• [Short task]: Retype every entry word for word.

• [Record list]:
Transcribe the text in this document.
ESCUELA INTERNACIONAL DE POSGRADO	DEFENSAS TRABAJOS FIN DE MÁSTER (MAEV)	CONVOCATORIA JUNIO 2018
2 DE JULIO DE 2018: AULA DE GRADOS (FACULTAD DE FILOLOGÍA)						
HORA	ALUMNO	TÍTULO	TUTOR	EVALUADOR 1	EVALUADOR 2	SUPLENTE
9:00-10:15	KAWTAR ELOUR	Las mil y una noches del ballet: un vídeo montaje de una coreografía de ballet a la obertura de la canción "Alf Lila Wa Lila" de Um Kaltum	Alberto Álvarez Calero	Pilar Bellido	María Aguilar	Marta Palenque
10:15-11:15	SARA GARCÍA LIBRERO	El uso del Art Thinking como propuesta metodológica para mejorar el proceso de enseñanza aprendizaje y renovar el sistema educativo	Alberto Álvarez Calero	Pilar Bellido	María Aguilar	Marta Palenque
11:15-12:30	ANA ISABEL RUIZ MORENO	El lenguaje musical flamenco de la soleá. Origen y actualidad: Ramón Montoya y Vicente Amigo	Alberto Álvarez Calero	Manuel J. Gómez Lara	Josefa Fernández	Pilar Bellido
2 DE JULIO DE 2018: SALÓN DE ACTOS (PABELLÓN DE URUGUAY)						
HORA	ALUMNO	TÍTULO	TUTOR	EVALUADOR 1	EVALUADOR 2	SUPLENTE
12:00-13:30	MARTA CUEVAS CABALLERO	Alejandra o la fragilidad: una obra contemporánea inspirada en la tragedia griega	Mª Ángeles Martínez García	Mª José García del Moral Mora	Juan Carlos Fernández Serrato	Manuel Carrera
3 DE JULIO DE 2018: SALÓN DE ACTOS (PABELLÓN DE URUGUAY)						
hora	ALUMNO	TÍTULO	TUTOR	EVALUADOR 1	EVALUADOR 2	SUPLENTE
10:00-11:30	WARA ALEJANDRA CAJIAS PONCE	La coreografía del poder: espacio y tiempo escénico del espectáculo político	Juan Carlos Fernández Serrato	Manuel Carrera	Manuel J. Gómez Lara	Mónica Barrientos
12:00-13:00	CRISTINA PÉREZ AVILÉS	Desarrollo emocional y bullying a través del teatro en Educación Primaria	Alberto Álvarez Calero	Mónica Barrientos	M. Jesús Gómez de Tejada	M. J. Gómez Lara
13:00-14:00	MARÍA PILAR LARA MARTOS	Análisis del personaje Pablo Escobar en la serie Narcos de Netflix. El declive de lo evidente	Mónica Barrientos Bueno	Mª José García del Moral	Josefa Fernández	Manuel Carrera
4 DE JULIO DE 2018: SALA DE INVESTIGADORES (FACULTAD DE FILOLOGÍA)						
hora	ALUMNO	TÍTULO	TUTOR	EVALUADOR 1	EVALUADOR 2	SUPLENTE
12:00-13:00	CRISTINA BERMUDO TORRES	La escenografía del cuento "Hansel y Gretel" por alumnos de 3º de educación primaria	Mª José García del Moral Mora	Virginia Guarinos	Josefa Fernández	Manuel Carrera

• [Response for this exercise]:
Transcribe the text in this document.
ESCUELA INTERNACIONAL DE POSGRADO	DEFENSAS TRABAJOS FIN DE MÁSTER (MAEV)	CONVOCATORIA JUNIO 2018
2 DE JULIO DE 2018: AULA DE GRADOS (FACULTAD DE FILOLOGÍA)						
HORA	ALUMNO	TÍTULO	TUTOR	EVALUADOR 1	EVALUADOR 2	SUPLENTE
9:00-10:15	KAWTAR ELOUR	Las mil y una noches del ballet: un vídeo montaje de una coreografía de ballet a la obertura de la canción "Alf Lila Wa Lila" de Um Kaltum	Alberto Álvarez Calero	Pilar Bellido	María Aguilar	Marta Palenque
10:15-11:15	SARA GARCÍA LIBRERO	El uso del Art Thinking como propuesta metodológica para mejorar el proceso de enseñanza aprendizaje y renovar el sistema educativo	Alberto Álvarez Calero	Pilar Bellido	María Aguilar	Marta Palenque
11:15-12:30	ANA ISABEL RUIZ MORENO	El lenguaje musical flamenco de la soleá. Origen y actualidad: Ramón Montoya y Vicente Amigo	Alberto Álvarez Calero	Manuel J. Gómez Lara	Josefa Fernández	Pilar Bellido
2 DE JULIO DE 2018: SALÓN DE ACTOS (PABELLÓN DE URUGUAY)						
HORA	ALUMNO	TÍTULO	TUTOR	EVALUADOR 1	EVALUADOR 2	SUPLENTE
12:00-13:30	MARTA CUEVAS CABALLERO	Alejandra o la fragilidad: una obra contemporánea inspirada en la tragedia griega	Mª Ángeles Martínez García	Mª José García del Moral Mora	Juan Carlos Fernández Serrato	Manuel Carrera
3 DE JULIO DE 2018: SALÓN DE ACTOS (PABELLÓN DE URUGUAY)						
hora	ALUMNO	TÍTULO	TUTOR	EVALUADOR 1	EVALUADOR 2	SUPLENTE
10:00-11:30	WARA ALEJANDRA CAJIAS PONCE	La coreografía del poder: espacio y tiempo escénico del espectáculo político	Juan Carlos Fernández Serrato	Manuel Carrera	Manuel J. Gómez Lara	Mónica Barrientos
12:00-13:00	CRISTINA PÉREZ AVILÉS	Desarrollo emocional y bullying a través del teatro en Educación Primaria	Alberto Álvarez Calero	Mónica Barrientos	M. Jesús Gómez de Tejada	M. J. Gómez Lara
13:00-14:00	MARÍA PILAR LARA MARTOS	Análisis del personaje Pablo Escobar en la serie Narcos de Netflix. El declive de lo evidente	Mónica Barrientos Bueno	Mª José García del Moral	Josefa Fernández	Manuel Carrera
4 DE JULIO DE 2018: SALA DE INVESTIGADORES (FACULTAD DE FILOLOGÍA)						
hora	ALUMNO	TÍTULO	TUTOR	EVALUADOR 1	EVALUADOR 2	SUPLENTE
12:00-13:00	CRISTINA BERMUDO TORRES	La escenografía del cuento "Hansel y Gretel" por alumnos de 3º de educación primaria	Mª José García del Moral Mora	Virginia Guarinos	Josefa Fernández	Manuel Carrera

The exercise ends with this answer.